**Aim of the exercise**
From the listing below, pull each line that includes "масса".

**Information supplied**
········

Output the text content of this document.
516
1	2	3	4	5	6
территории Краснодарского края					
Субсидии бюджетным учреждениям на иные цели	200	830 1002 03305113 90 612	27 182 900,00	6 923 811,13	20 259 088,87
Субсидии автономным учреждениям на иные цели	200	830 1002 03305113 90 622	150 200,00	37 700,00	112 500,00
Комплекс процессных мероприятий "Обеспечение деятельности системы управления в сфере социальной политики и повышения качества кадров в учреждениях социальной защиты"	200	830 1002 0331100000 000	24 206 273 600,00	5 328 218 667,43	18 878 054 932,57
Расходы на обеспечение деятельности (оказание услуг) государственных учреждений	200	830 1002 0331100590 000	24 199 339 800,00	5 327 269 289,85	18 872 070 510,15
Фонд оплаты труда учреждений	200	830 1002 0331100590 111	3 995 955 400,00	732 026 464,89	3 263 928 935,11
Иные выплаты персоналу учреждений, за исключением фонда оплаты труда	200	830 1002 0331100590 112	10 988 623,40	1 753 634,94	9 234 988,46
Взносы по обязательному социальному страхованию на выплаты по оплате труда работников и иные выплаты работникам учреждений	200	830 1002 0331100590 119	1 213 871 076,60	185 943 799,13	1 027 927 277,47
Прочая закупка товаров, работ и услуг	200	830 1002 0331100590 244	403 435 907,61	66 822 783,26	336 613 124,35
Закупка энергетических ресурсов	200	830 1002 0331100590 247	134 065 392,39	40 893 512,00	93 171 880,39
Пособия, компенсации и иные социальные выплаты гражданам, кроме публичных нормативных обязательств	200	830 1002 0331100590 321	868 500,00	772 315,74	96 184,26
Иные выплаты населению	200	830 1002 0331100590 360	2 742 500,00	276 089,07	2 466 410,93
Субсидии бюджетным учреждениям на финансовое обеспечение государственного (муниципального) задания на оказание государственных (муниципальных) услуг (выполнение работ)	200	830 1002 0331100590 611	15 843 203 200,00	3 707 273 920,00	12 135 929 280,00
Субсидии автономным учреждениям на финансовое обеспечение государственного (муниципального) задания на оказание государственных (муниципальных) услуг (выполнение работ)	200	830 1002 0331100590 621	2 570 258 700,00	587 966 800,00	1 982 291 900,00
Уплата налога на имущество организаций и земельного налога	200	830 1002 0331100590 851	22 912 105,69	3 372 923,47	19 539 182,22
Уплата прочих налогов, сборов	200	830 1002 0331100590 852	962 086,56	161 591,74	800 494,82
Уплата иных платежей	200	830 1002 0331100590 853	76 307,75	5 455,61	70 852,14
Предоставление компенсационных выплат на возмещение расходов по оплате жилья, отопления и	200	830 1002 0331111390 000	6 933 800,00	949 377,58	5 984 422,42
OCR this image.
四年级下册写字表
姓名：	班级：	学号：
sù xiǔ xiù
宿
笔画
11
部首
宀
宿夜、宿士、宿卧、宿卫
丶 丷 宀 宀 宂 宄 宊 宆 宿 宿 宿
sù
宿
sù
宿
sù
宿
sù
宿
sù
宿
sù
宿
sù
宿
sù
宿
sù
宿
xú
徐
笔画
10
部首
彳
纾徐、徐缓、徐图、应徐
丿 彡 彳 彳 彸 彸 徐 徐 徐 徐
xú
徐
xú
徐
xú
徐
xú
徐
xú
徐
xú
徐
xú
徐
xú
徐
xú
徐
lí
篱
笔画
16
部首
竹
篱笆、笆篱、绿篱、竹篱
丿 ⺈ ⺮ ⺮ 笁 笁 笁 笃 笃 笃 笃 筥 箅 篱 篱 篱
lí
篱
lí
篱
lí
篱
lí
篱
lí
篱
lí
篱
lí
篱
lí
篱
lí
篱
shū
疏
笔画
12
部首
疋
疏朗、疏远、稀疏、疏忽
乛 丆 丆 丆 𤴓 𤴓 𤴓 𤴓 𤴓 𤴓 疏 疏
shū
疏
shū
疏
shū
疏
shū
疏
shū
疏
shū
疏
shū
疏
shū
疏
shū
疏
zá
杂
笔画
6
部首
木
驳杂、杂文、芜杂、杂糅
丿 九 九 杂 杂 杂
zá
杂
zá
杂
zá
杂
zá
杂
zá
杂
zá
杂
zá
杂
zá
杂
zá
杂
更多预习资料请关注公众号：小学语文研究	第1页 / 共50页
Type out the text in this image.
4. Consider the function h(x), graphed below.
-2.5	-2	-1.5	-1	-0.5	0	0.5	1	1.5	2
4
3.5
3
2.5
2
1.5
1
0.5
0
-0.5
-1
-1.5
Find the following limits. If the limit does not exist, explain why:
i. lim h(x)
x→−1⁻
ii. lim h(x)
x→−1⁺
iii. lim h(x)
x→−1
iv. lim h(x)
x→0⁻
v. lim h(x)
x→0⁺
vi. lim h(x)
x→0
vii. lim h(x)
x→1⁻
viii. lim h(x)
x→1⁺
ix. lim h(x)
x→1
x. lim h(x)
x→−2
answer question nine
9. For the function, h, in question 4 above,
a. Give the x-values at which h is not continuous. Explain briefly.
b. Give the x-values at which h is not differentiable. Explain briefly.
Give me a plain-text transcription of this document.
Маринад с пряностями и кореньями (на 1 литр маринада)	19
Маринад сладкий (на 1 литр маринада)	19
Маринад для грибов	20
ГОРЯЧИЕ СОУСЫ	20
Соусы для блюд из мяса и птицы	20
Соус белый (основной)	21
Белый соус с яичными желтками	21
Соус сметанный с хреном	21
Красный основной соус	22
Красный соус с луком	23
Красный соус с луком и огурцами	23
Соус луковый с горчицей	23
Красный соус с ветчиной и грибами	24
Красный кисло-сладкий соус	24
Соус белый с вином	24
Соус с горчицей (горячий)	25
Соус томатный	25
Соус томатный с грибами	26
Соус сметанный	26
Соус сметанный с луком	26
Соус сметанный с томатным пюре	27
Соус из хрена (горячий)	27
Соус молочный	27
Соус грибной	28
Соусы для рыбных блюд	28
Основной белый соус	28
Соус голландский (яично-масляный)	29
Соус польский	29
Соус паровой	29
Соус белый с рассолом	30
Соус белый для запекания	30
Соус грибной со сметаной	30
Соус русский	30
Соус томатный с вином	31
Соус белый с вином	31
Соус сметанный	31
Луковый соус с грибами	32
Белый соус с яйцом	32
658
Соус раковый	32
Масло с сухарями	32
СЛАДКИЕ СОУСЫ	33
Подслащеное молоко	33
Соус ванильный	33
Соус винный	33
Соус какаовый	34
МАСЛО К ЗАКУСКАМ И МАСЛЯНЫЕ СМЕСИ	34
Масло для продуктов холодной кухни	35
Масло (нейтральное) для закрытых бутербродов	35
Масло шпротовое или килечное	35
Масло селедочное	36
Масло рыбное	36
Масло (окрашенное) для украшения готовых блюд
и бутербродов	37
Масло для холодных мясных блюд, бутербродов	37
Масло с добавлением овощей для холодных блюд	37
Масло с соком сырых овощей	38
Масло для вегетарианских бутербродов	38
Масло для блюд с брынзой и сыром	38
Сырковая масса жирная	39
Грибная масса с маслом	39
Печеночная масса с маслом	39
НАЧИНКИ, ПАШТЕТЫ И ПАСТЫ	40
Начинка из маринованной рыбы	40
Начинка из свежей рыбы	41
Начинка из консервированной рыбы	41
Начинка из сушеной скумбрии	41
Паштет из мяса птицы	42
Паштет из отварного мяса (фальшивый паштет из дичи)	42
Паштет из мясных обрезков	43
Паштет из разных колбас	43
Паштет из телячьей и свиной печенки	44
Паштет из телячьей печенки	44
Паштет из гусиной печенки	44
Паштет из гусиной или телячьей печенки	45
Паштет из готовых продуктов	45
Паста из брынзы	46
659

········

**Written answer**
Сырковая масса жирная	39
Грибная масса с маслом	39
Печеночная масса с маслом	39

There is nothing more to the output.